_Do this:_ Copy every line of the listing that holds the string "байт".

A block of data
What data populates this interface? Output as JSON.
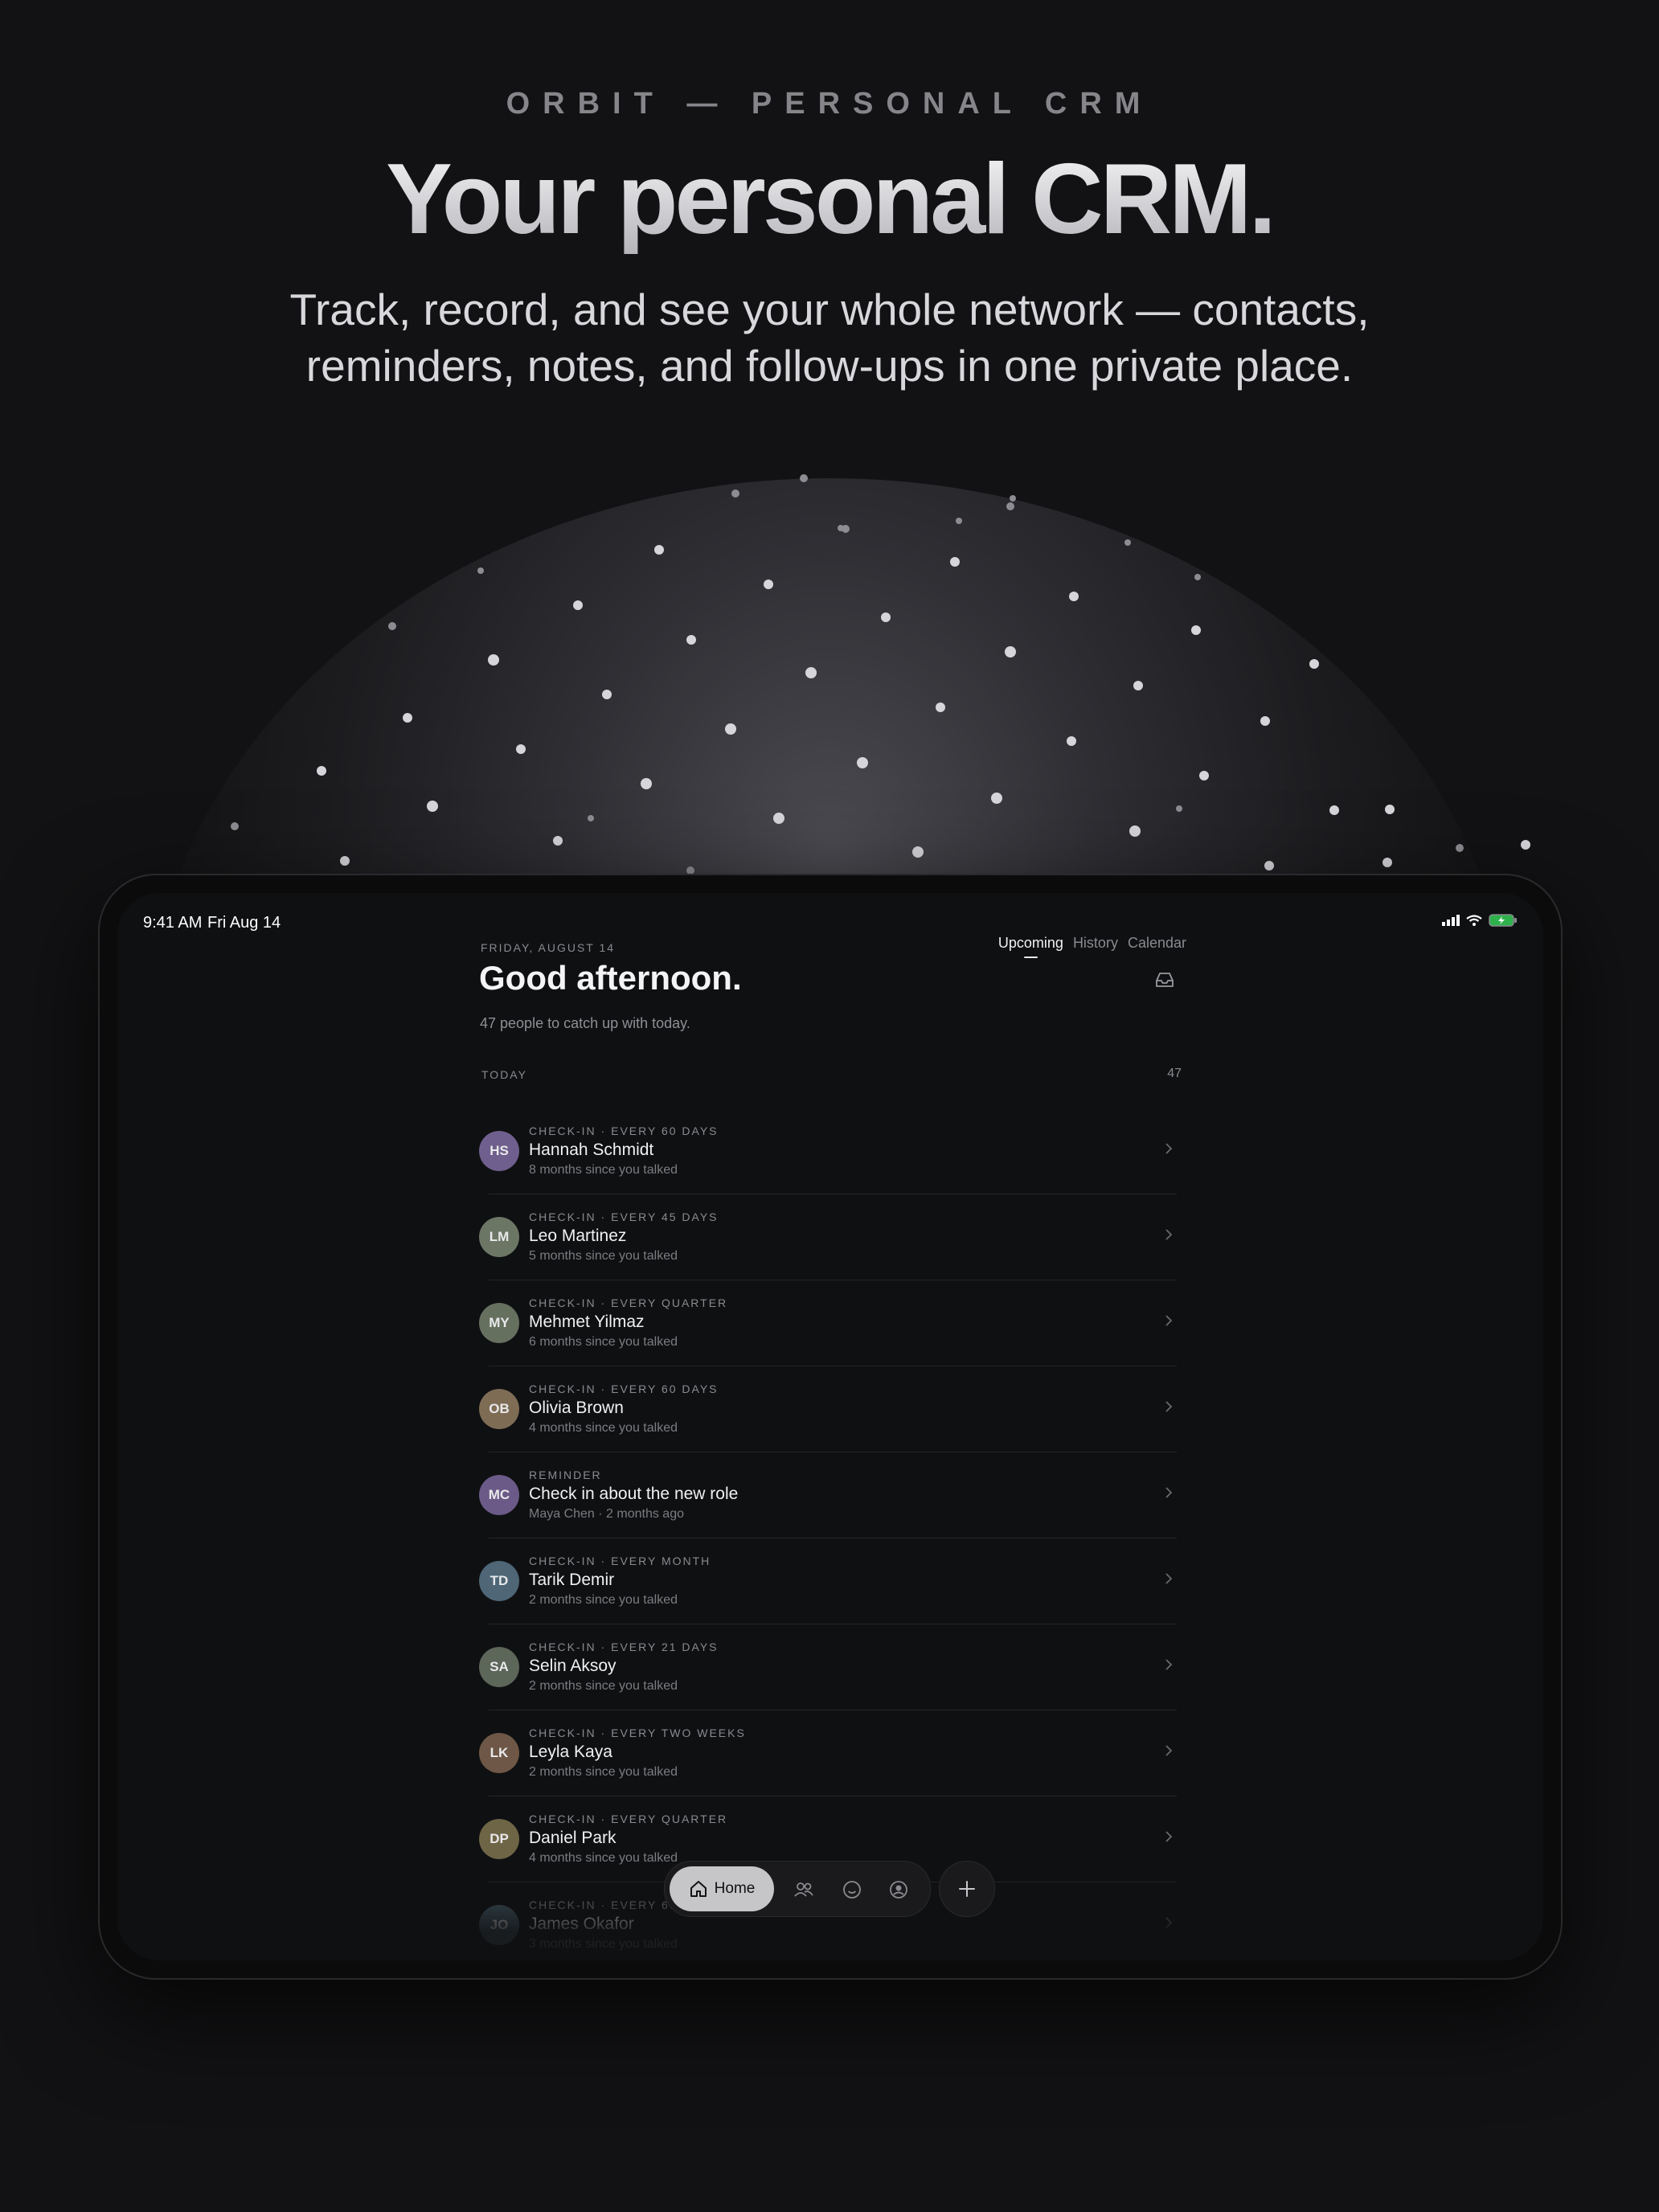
{
  "hero": {
    "eyebrow": "ORBIT — PERSONAL CRM",
    "headline": "Your personal CRM.",
    "subhead_line1": "Track, record, and see your whole network — contacts,",
    "subhead_line2": "reminders, notes, and follow-ups in one private place."
  },
  "status_bar": {
    "time": "9:41 AM",
    "date": "Fri Aug 14",
    "icons": [
      "cellular-icon",
      "wifi-icon",
      "battery-charging-icon"
    ]
  },
  "header": {
    "dateline": "FRIDAY, AUGUST 14",
    "greeting": "Good afternoon.",
    "subtitle": "47 people to catch up with today.",
    "tabs": [
      {
        "label": "Upcoming",
        "active": true
      },
      {
        "label": "History",
        "active": false
      },
      {
        "label": "Calendar",
        "active": false
      }
    ],
    "inbox_icon": "inbox-icon"
  },
  "section": {
    "title": "TODAY",
    "count": "47"
  },
  "items": [
    {
      "initials": "HS",
      "kind": "CHECK-IN · EVERY 60 DAYS",
      "name": "Hannah Schmidt",
      "meta": "8 months since you talked",
      "color": "#6f5f8e"
    },
    {
      "initials": "LM",
      "kind": "CHECK-IN · EVERY 45 DAYS",
      "name": "Leo Martinez",
      "meta": "5 months since you talked",
      "color": "#6b7664"
    },
    {
      "initials": "MY",
      "kind": "CHECK-IN · EVERY QUARTER",
      "name": "Mehmet Yilmaz",
      "meta": "6 months since you talked",
      "color": "#66705f"
    },
    {
      "initials": "OB",
      "kind": "CHECK-IN · EVERY 60 DAYS",
      "name": "Olivia Brown",
      "meta": "4 months since you talked",
      "color": "#7e6c55"
    },
    {
      "initials": "MC",
      "kind": "REMINDER",
      "name": "Check in about the new role",
      "meta": "Maya Chen · 2 months ago",
      "color": "#6b5a87"
    },
    {
      "initials": "TD",
      "kind": "CHECK-IN · EVERY MONTH",
      "name": "Tarik Demir",
      "meta": "2 months since you talked",
      "color": "#4e6676"
    },
    {
      "initials": "SA",
      "kind": "CHECK-IN · EVERY 21 DAYS",
      "name": "Selin Aksoy",
      "meta": "2 months since you talked",
      "color": "#5c6659"
    },
    {
      "initials": "LK",
      "kind": "CHECK-IN · EVERY TWO WEEKS",
      "name": "Leyla Kaya",
      "meta": "2 months since you talked",
      "color": "#6e5746"
    },
    {
      "initials": "DP",
      "kind": "CHECK-IN · EVERY QUARTER",
      "name": "Daniel Park",
      "meta": "4 months since you talked",
      "color": "#6e6546"
    },
    {
      "initials": "JO",
      "kind": "CHECK-IN · EVERY 60 DAYS",
      "name": "James Okafor",
      "meta": "3 months since you talked",
      "color": "#485f6b"
    }
  ],
  "tabbar": {
    "home_label": "Home",
    "icons": [
      "home-icon",
      "people-icon",
      "smile-icon",
      "profile-icon"
    ],
    "fab_icon": "plus-icon"
  }
}
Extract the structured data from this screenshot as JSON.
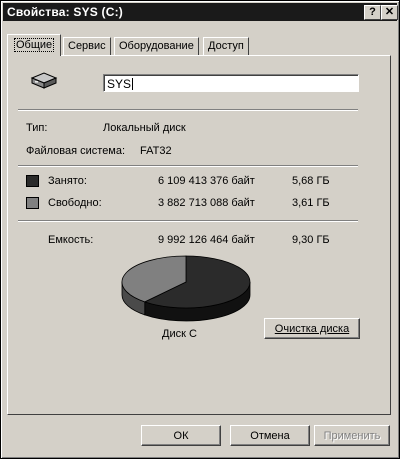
{
  "window": {
    "title": "Свойства: SYS (C:)",
    "help_glyph": "?",
    "close_glyph": "✕"
  },
  "tabs": [
    {
      "label": "Общие",
      "active": true
    },
    {
      "label": "Сервис",
      "active": false
    },
    {
      "label": "Оборудование",
      "active": false
    },
    {
      "label": "Доступ",
      "active": false
    }
  ],
  "general": {
    "drive_icon": "hard-drive-icon",
    "volume_name": "SYS",
    "type_label": "Тип:",
    "type_value": "Локальный диск",
    "fs_label": "Файловая система:",
    "fs_value": "FAT32",
    "used_label": "Занято:",
    "used_bytes": "6 109 413 376 байт",
    "used_size": "5,68 ГБ",
    "free_label": "Свободно:",
    "free_bytes": "3 882 713 088 байт",
    "free_size": "3,61 ГБ",
    "capacity_label": "Емкость:",
    "capacity_bytes": "9 992 126 464 байт",
    "capacity_size": "9,30 ГБ",
    "disk_label": "Диск C",
    "cleanup_button": "Очистка диска"
  },
  "colors": {
    "used": "#2b2b2b",
    "free": "#808080"
  },
  "chart_data": {
    "type": "pie",
    "categories": [
      "Занято",
      "Свободно"
    ],
    "values": [
      6109413376,
      3882713088
    ]
  },
  "footer": {
    "ok": "ОК",
    "cancel": "Отмена",
    "apply": "Применить"
  }
}
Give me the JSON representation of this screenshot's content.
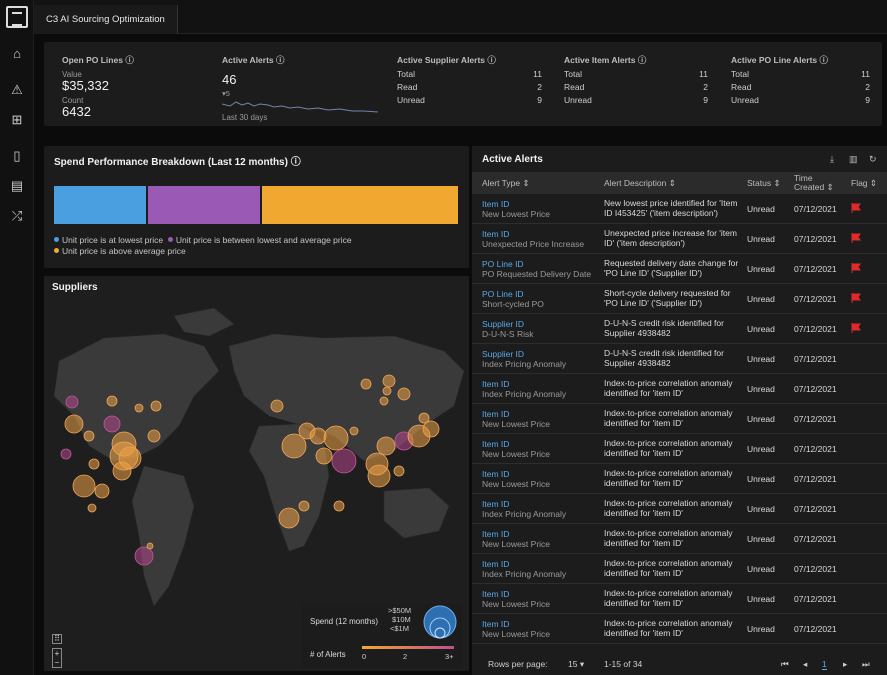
{
  "tab": {
    "title": "C3 AI Sourcing Optimization"
  },
  "kpi": {
    "open_po": {
      "label": "Open PO Lines",
      "value_label": "Value",
      "value": "$35,332",
      "count_label": "Count",
      "count": "6432"
    },
    "active_alerts": {
      "label": "Active Alerts",
      "value": "46",
      "delta": "▾5",
      "caption": "Last 30 days"
    },
    "supplier": {
      "label": "Active Supplier Alerts",
      "rows": [
        [
          "Total",
          "11"
        ],
        [
          "Read",
          "2"
        ],
        [
          "Unread",
          "9"
        ]
      ]
    },
    "item": {
      "label": "Active Item Alerts",
      "rows": [
        [
          "Total",
          "11"
        ],
        [
          "Read",
          "2"
        ],
        [
          "Unread",
          "9"
        ]
      ]
    },
    "poline": {
      "label": "Active PO Line Alerts",
      "rows": [
        [
          "Total",
          "11"
        ],
        [
          "Read",
          "2"
        ],
        [
          "Unread",
          "9"
        ]
      ]
    }
  },
  "spend": {
    "title": "Spend Performance Breakdown (Last 12 months)",
    "legend1": "Unit price is at lowest price",
    "legend2": "Unit price is between lowest and average price",
    "legend3": "Unit price is above average price",
    "colors": {
      "lowest": "#4a9fe0",
      "between": "#9b59b6",
      "above": "#f0a830"
    },
    "fractions": {
      "lowest": 0.23,
      "between": 0.28,
      "above": 0.49
    }
  },
  "suppliers": {
    "title": "Suppliers",
    "spend_label": "Spend (12 months)",
    "spend_levels": [
      ">$50M",
      "$10M",
      "<$1M"
    ],
    "alerts_label": "# of Alerts",
    "alerts_ticks": [
      "0",
      "2",
      "3+"
    ]
  },
  "alerts": {
    "title": "Active Alerts",
    "headers": {
      "type": "Alert Type ⇕",
      "desc": "Alert Description ⇕",
      "status": "Status ⇕",
      "time": "Time Created ⇕",
      "flag": "Flag ⇕"
    },
    "rows": [
      {
        "id": "Item ID",
        "type": "New Lowest Price",
        "desc": "New lowest price identified for 'Item ID I453425' ('item description')",
        "status": "Unread",
        "date": "07/12/2021",
        "flag": true
      },
      {
        "id": "Item ID",
        "type": "Unexpected Price Increase",
        "desc": "Unexpected price increase for 'item ID' ('item description')",
        "status": "Unread",
        "date": "07/12/2021",
        "flag": true
      },
      {
        "id": "PO Line ID",
        "type": "PO Requested Delivery Date",
        "desc": "Requested delivery date change for 'PO Line ID' ('Supplier ID')",
        "status": "Unread",
        "date": "07/12/2021",
        "flag": true
      },
      {
        "id": "PO Line ID",
        "type": "Short-cycled PO",
        "desc": "Short-cycle delivery requested for 'PO Line ID' ('Supplier ID')",
        "status": "Unread",
        "date": "07/12/2021",
        "flag": true
      },
      {
        "id": "Supplier ID",
        "type": "D-U-N-S Risk",
        "desc": "D-U-N-S credit risk identified for Supplier 4938482",
        "status": "Unread",
        "date": "07/12/2021",
        "flag": true
      },
      {
        "id": "Supplier ID",
        "type": "Index Pricing Anomaly",
        "desc": "D-U-N-S credit risk identified for Supplier 4938482",
        "status": "Unread",
        "date": "07/12/2021",
        "flag": false
      },
      {
        "id": "Item ID",
        "type": "Index Pricing Anomaly",
        "desc": "Index-to-price correlation anomaly identified for 'item ID'",
        "status": "Unread",
        "date": "07/12/2021",
        "flag": false
      },
      {
        "id": "Item ID",
        "type": "New Lowest Price",
        "desc": "Index-to-price correlation anomaly identified for 'item ID'",
        "status": "Unread",
        "date": "07/12/2021",
        "flag": false
      },
      {
        "id": "Item ID",
        "type": "New Lowest Price",
        "desc": "Index-to-price correlation anomaly identified for 'item ID'",
        "status": "Unread",
        "date": "07/12/2021",
        "flag": false
      },
      {
        "id": "Item ID",
        "type": "New Lowest Price",
        "desc": "Index-to-price correlation anomaly identified for 'item ID'",
        "status": "Unread",
        "date": "07/12/2021",
        "flag": false
      },
      {
        "id": "Item ID",
        "type": "Index Pricing Anomaly",
        "desc": "Index-to-price correlation anomaly identified for 'item ID'",
        "status": "Unread",
        "date": "07/12/2021",
        "flag": false
      },
      {
        "id": "Item ID",
        "type": "New Lowest Price",
        "desc": "Index-to-price correlation anomaly identified for 'item ID'",
        "status": "Unread",
        "date": "07/12/2021",
        "flag": false
      },
      {
        "id": "Item ID",
        "type": "Index Pricing Anomaly",
        "desc": "Index-to-price correlation anomaly identified for 'item ID'",
        "status": "Unread",
        "date": "07/12/2021",
        "flag": false
      },
      {
        "id": "Item ID",
        "type": "New Lowest Price",
        "desc": "Index-to-price correlation anomaly identified for 'item ID'",
        "status": "Unread",
        "date": "07/12/2021",
        "flag": false
      },
      {
        "id": "Item ID",
        "type": "New Lowest Price",
        "desc": "Index-to-price correlation anomaly identified for 'item ID'",
        "status": "Unread",
        "date": "07/12/2021",
        "flag": false
      }
    ],
    "footer": {
      "rows_label": "Rows per page:",
      "rows_value": "15",
      "range": "1-15 of 34",
      "page": "1"
    }
  }
}
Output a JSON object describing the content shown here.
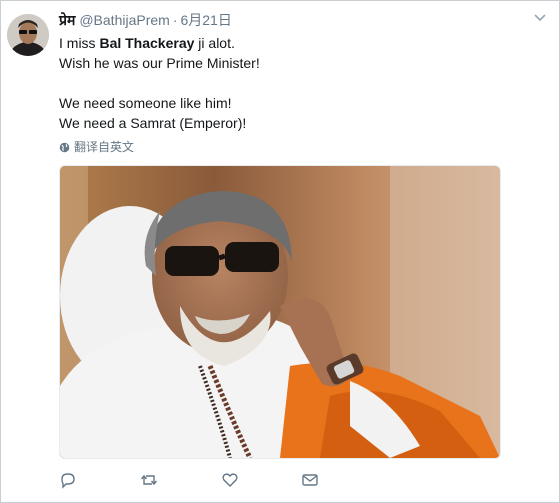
{
  "tweet": {
    "display_name": "प्रेम",
    "handle": "@BathijaPrem",
    "separator": "·",
    "timestamp": "6月21日",
    "text": {
      "line1_pre": "I miss ",
      "line1_bold": "Bal Thackeray",
      "line1_post": " ji alot.",
      "line2": "Wish he was our Prime Minister!",
      "line3": "We need someone like him!",
      "line4": "We need a Samrat (Emperor)!"
    },
    "translate_label": "翻译自英文"
  },
  "actions": [
    "reply-icon",
    "retweet-icon",
    "like-icon",
    "message-icon"
  ],
  "colors": {
    "text": "#14171a",
    "secondary": "#657786",
    "border": "#c8ced2",
    "saffron": "#e8731a"
  }
}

_Final answer:_
    "used_bytes": "6 109 413 376 байт",
    "free_bytes": "3 882 713 088 байт",
    "capacity_bytes": "9 992 126 464 байт",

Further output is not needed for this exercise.